EXTRACTED MATERIAL:
---*---

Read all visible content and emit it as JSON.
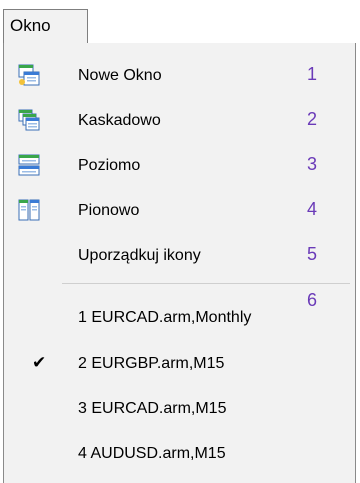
{
  "menu": {
    "title": "Okno",
    "items": [
      {
        "label": "Nowe Okno",
        "number": "1",
        "icon": "new-window-icon"
      },
      {
        "label": "Kaskadowo",
        "number": "2",
        "icon": "cascade-icon"
      },
      {
        "label": "Poziomo",
        "number": "3",
        "icon": "tile-horizontal-icon"
      },
      {
        "label": "Pionowo",
        "number": "4",
        "icon": "tile-vertical-icon"
      },
      {
        "label": "Uporządkuj ikony",
        "number": "5",
        "icon": ""
      }
    ],
    "separator_number": "6",
    "windows": [
      {
        "label": "1 EURCAD.arm,Monthly",
        "checked": false
      },
      {
        "label": "2 EURGBP.arm,M15",
        "checked": true
      },
      {
        "label": "3 EURCAD.arm,M15",
        "checked": false
      },
      {
        "label": "4 AUDUSD.arm,M15",
        "checked": false
      }
    ],
    "check_glyph": "✔",
    "colors": {
      "number": "#6a3ab8",
      "menu_bg": "#f2f2f2",
      "icon_blue": "#3a7bd5",
      "icon_green": "#3aa64a",
      "icon_yellow": "#f2c23a"
    }
  }
}
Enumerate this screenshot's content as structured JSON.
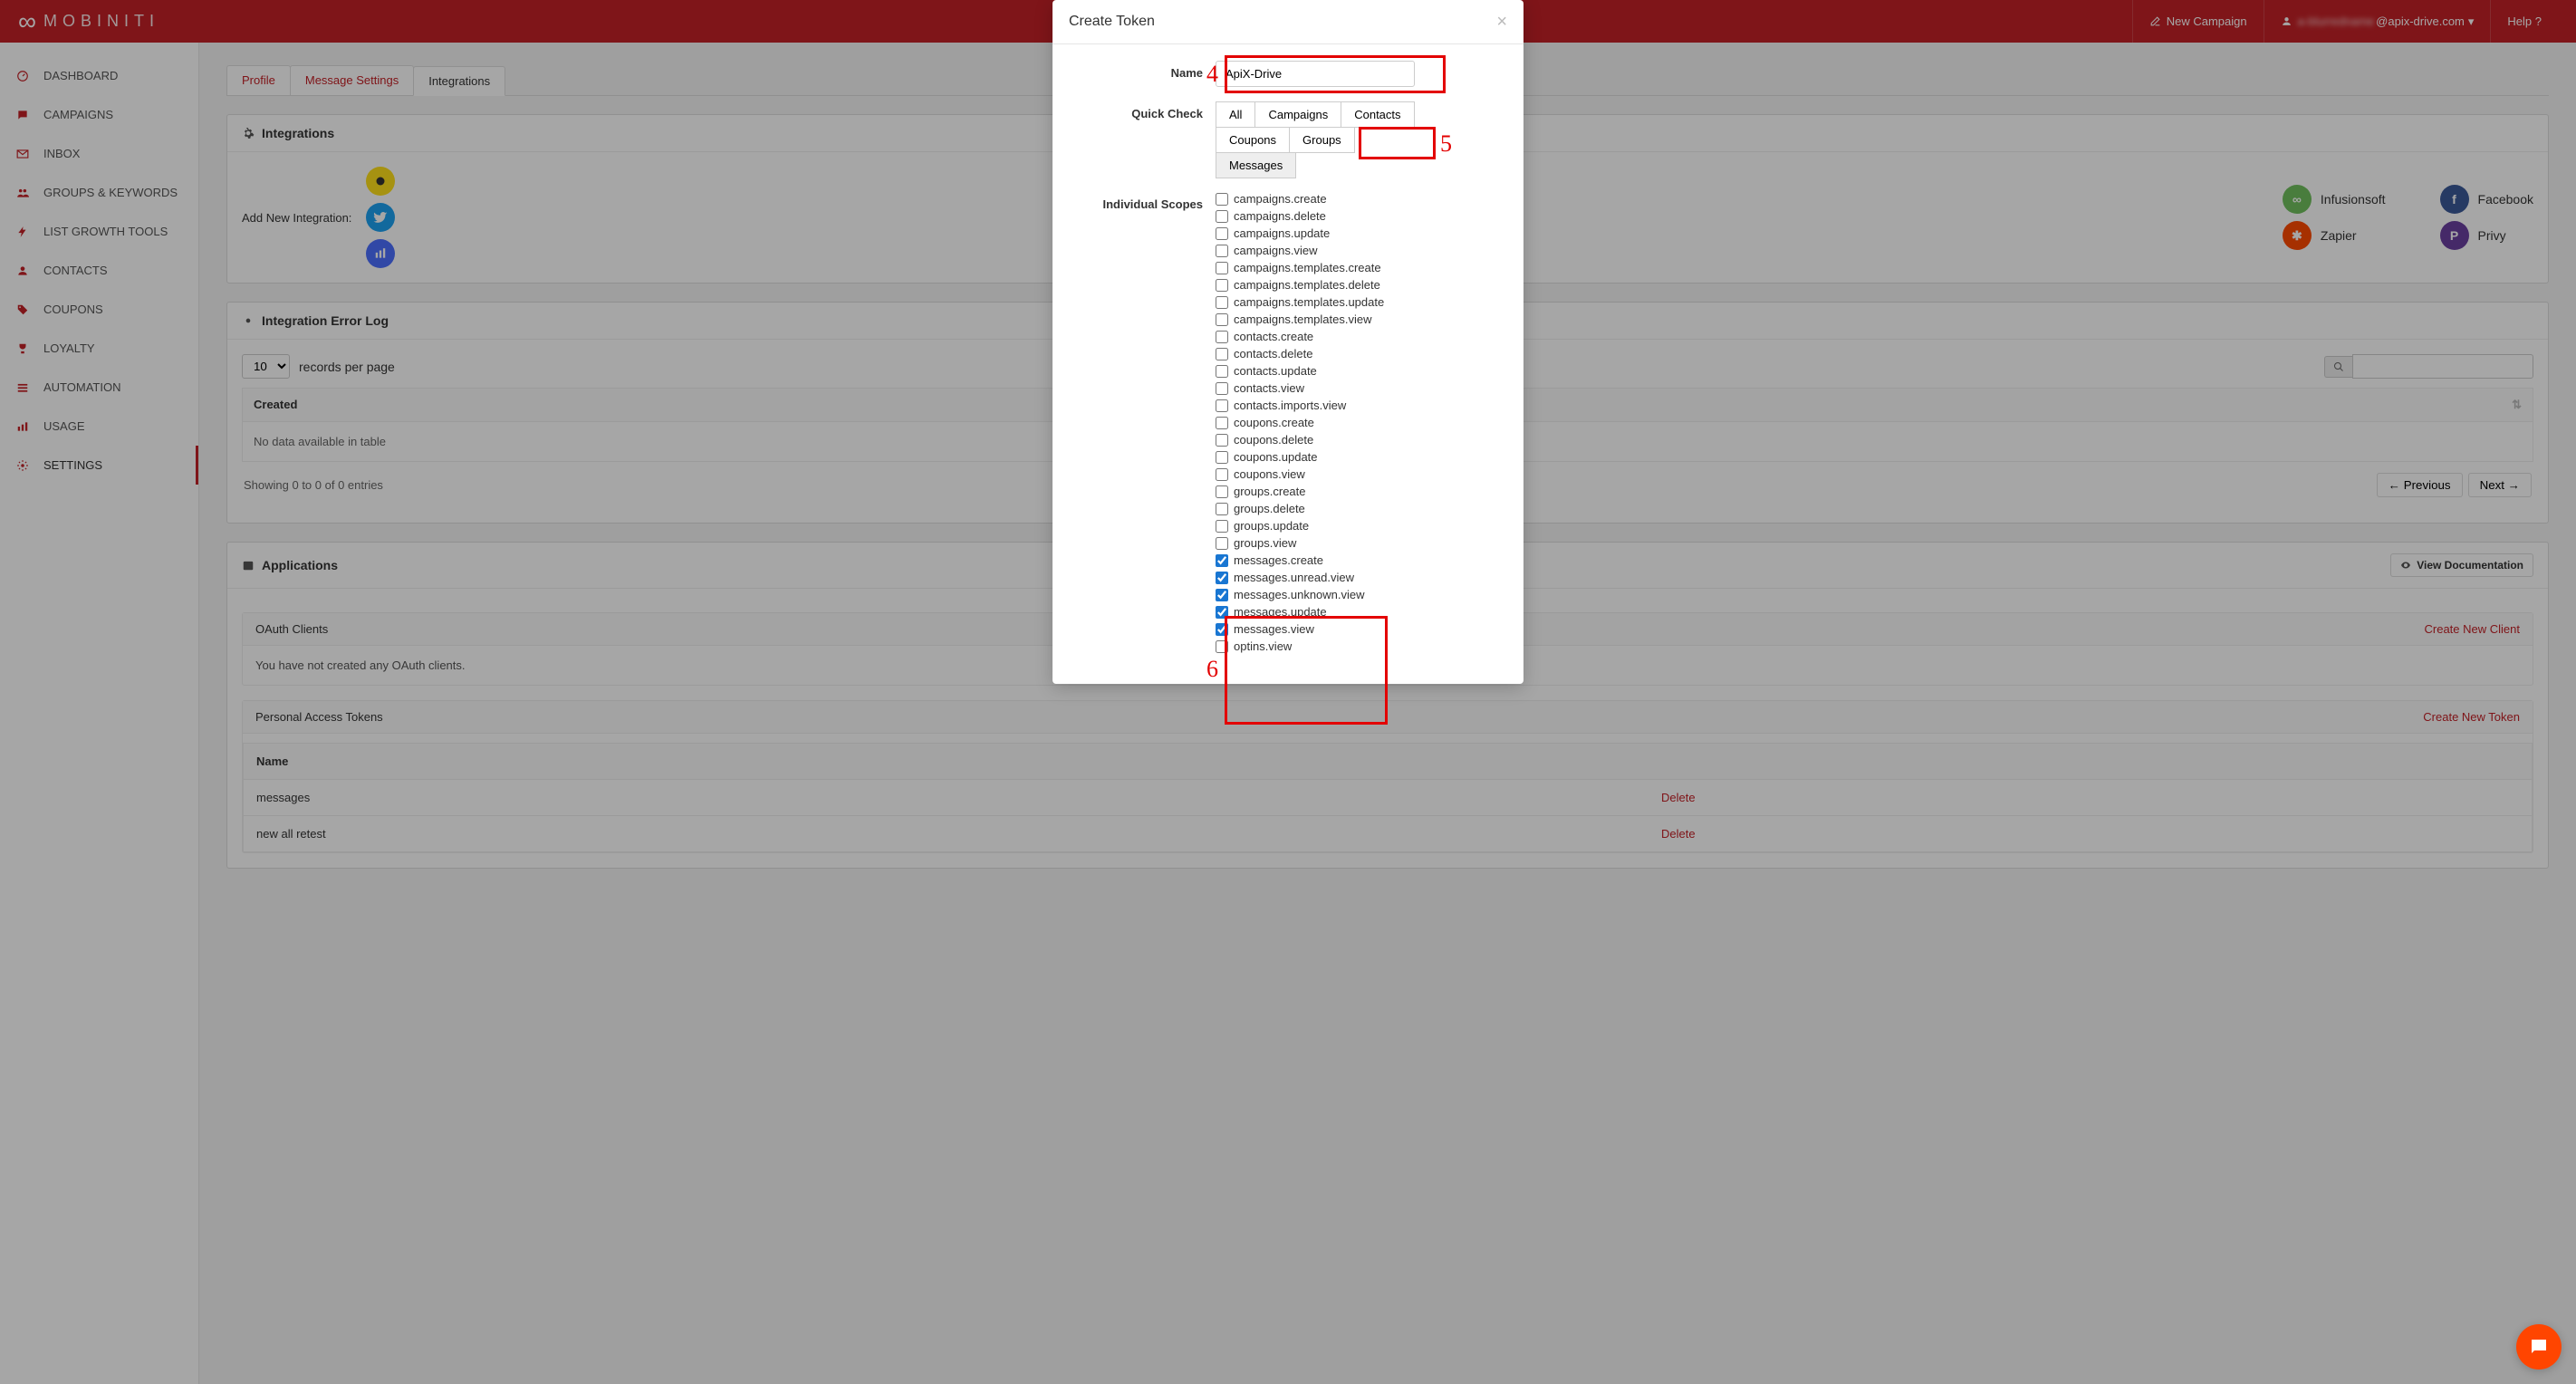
{
  "header": {
    "brand": "MOBINITI",
    "new_campaign": "New Campaign",
    "user_email": "@apix-drive.com",
    "help": "Help ?"
  },
  "sidebar": {
    "items": [
      {
        "label": "DASHBOARD",
        "icon": "dashboard-icon"
      },
      {
        "label": "CAMPAIGNS",
        "icon": "comment-icon"
      },
      {
        "label": "INBOX",
        "icon": "envelope-icon"
      },
      {
        "label": "GROUPS & KEYWORDS",
        "icon": "users-icon"
      },
      {
        "label": "LIST GROWTH TOOLS",
        "icon": "bolt-icon"
      },
      {
        "label": "CONTACTS",
        "icon": "user-icon"
      },
      {
        "label": "COUPONS",
        "icon": "tag-icon"
      },
      {
        "label": "LOYALTY",
        "icon": "trophy-icon"
      },
      {
        "label": "AUTOMATION",
        "icon": "sliders-icon"
      },
      {
        "label": "USAGE",
        "icon": "chart-icon"
      },
      {
        "label": "SETTINGS",
        "icon": "gear-icon"
      }
    ]
  },
  "tabs": {
    "profile": "Profile",
    "message_settings": "Message Settings",
    "integrations": "Integrations"
  },
  "integrations_panel": {
    "title": "Integrations",
    "add_new": "Add New Integration:",
    "names": {
      "infusionsoft": "Infusionsoft",
      "zapier": "Zapier",
      "facebook": "Facebook",
      "privy": "Privy"
    }
  },
  "error_log": {
    "title": "Integration Error Log",
    "records_per_page": "records per page",
    "select_value": "10",
    "created": "Created",
    "no_data": "No data available in table",
    "showing": "Showing 0 to 0 of 0 entries",
    "prev": "← Previous",
    "next": "Next →"
  },
  "applications": {
    "title": "Applications",
    "view_docs": "View Documentation",
    "oauth_header": "OAuth Clients",
    "create_client": "Create New Client",
    "oauth_empty": "You have not created any OAuth clients.",
    "tokens_header": "Personal Access Tokens",
    "create_token": "Create New Token",
    "th_name": "Name",
    "rows": [
      {
        "name": "messages",
        "action": "Delete"
      },
      {
        "name": "new all retest",
        "action": "Delete"
      }
    ]
  },
  "modal": {
    "title": "Create Token",
    "labels": {
      "name": "Name",
      "quick_check": "Quick Check",
      "individual_scopes": "Individual Scopes"
    },
    "name_value": "ApiX-Drive",
    "quick": {
      "all": "All",
      "campaigns": "Campaigns",
      "contacts": "Contacts",
      "coupons": "Coupons",
      "groups": "Groups",
      "messages": "Messages"
    },
    "scopes": [
      {
        "label": "campaigns.create",
        "checked": false
      },
      {
        "label": "campaigns.delete",
        "checked": false
      },
      {
        "label": "campaigns.update",
        "checked": false
      },
      {
        "label": "campaigns.view",
        "checked": false
      },
      {
        "label": "campaigns.templates.create",
        "checked": false
      },
      {
        "label": "campaigns.templates.delete",
        "checked": false
      },
      {
        "label": "campaigns.templates.update",
        "checked": false
      },
      {
        "label": "campaigns.templates.view",
        "checked": false
      },
      {
        "label": "contacts.create",
        "checked": false
      },
      {
        "label": "contacts.delete",
        "checked": false
      },
      {
        "label": "contacts.update",
        "checked": false
      },
      {
        "label": "contacts.view",
        "checked": false
      },
      {
        "label": "contacts.imports.view",
        "checked": false
      },
      {
        "label": "coupons.create",
        "checked": false
      },
      {
        "label": "coupons.delete",
        "checked": false
      },
      {
        "label": "coupons.update",
        "checked": false
      },
      {
        "label": "coupons.view",
        "checked": false
      },
      {
        "label": "groups.create",
        "checked": false
      },
      {
        "label": "groups.delete",
        "checked": false
      },
      {
        "label": "groups.update",
        "checked": false
      },
      {
        "label": "groups.view",
        "checked": false
      },
      {
        "label": "messages.create",
        "checked": true
      },
      {
        "label": "messages.unread.view",
        "checked": true
      },
      {
        "label": "messages.unknown.view",
        "checked": true
      },
      {
        "label": "messages.update",
        "checked": true
      },
      {
        "label": "messages.view",
        "checked": true
      },
      {
        "label": "optins.view",
        "checked": false
      }
    ]
  },
  "annotations": {
    "4": "4",
    "5": "5",
    "6": "6"
  }
}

---*---

SET TASK: Extract lines where the string "update" occurs.

ANSWER TO THE TASK:
        "label": "campaigns.update",
        "label": "campaigns.templates.update",
        "label": "contacts.update",
        "label": "coupons.update",
        "label": "groups.update",
        "label": "messages.update",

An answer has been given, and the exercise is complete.